• _Document extract_:
☆ ☆ ☆ ☆
The interior of the University of Le Havre library

The Vauban Basin and the ISEL building (right)

In 2011 there were approximately 12,000 students in all disciplines in Le Havre. Opened in 1986, the University of Le Havre is recent, medium-sized and well located: the largest campus is virtually in the centre of the city near railway and tram stations. The campus includes a University Library (2006), a gym, several dining halls with student housing, a structure incorporating a theatre, an orientation service, and student associations. In 2010–2011, 6,914 students were enrolled including 5,071 undergraduates, 1,651 Masters students, and 192 postgraduate students. The university also trains 317 engineering students including the Logistical Studies Higher Education Institute (ISEL). It offers 120 Diplomas of State prepared by the Faculty of Science and Technology, Faculty of International Affairs, and the Faculty of Arts and Humanities. Many courses are offered are related to the port operations, logistics, industry, and sustainable development. Twelve languages are taught and 17% of students are foreigners. The University of Le Havre is also a research centre with nine laboratories. It works in partnership with other higher education institutions (INSA Rouen, IEP, IUFM, and Normandy University). The University Institutes of Technology of Le Havre occupies two main sites: one in the upper town in the Caucriauville-Rouelles district which was opened in 1967 and another in the Eure district since 2011. The IUT has a total of 1,881 students divided into ten departments preparing for the DUT. There is also a branch of the teacher training institute of Rouen (IUFM) for two courses (CAPET of technology and CRPE school teacher).

In addition there is a large number of specialized higher education institutions covering a wide range of different areas. Founded in 1871, the École Supérieure de Commerce du Havre, one of the oldest in France, has merged with Sup Europe and l'IPER to create the Normandy Business School in 2006. This school had over 2,800 students on its five campuses (Le Havre, Caen, Deauville, Oxford and Paris) in 2015. Since the 2007 school year, the Institute of Political Studies of Paris (Sciences Po) opened a campus focused on studies of Europe and Asia in Le Havre. The National School of The Merchant Marine trains Officers of the First Class for the Merchant Marine: currently located at Sainte-Adresse, it will move to the Bassin Vauban in 2015 in a building that will house 1,000 students. The National Higher School of Petrol and Motors (ENSPM) is a school for specialist petroleum engineers, petrochemists, and engine makers. The ITIP (National Institute for International Transportation and Ports) prepares students for careers in the multimodal transport and port business. The (Institut national des sciences appliquées|National Institute of Applied Sciences of Rouen) (INSA) opened a branch in Le Havre in 2008 with a civil engineering and sustainable construction department. The SPI (Axis of Science for the Engineer) is expected to reopen in 2012 in a new building in the Eure district.

In the arts, the Conservatory of Departmental Radiance Arthur Honegger is attended by 1,680 students (music, dance and drama). The Graduate School of Art of Le Havre (ESAH) offers several degrees and preparation for competition. Finally 800 people study in paramedical and social schools mostly in the IFSI (Institute of Training in Nursing) which has approximately 600 students.
☆ ☆ ☆ ☆
• _Source data_:

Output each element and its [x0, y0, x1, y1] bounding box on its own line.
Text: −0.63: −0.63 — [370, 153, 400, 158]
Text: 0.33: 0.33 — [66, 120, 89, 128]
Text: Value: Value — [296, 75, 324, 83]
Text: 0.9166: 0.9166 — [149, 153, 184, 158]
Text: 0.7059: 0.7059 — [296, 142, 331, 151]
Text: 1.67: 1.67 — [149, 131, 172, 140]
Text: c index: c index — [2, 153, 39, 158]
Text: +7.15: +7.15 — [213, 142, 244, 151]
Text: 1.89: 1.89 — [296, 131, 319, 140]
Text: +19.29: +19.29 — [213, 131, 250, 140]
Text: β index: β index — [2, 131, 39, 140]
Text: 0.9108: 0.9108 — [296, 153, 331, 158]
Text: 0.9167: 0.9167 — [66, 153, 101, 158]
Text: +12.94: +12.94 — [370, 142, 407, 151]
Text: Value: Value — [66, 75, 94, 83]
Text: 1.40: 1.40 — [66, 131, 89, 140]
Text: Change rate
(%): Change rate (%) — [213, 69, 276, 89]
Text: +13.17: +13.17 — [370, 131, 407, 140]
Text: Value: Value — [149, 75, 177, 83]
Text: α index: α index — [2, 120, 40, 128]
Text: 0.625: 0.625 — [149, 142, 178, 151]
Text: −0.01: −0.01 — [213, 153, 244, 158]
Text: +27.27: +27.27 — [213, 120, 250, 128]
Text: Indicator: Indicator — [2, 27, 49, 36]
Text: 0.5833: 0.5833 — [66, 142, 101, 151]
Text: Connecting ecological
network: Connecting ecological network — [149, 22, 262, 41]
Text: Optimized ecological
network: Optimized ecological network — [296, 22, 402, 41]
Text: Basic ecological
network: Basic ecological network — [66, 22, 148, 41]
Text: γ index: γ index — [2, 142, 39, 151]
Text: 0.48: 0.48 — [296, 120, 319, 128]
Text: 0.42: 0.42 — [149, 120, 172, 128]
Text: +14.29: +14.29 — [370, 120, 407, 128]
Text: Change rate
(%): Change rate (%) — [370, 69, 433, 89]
☆ ☆ ☆ ☆
• _What is being asked_:
In one to three sentences, explain why the text on higher education in Le Havre calls the University of Le Havre well located. The records are not used here.

• _Written response_:
The university is called well located because its largest campus is virtually in the centre of the city. That campus is also near railway and tram stations.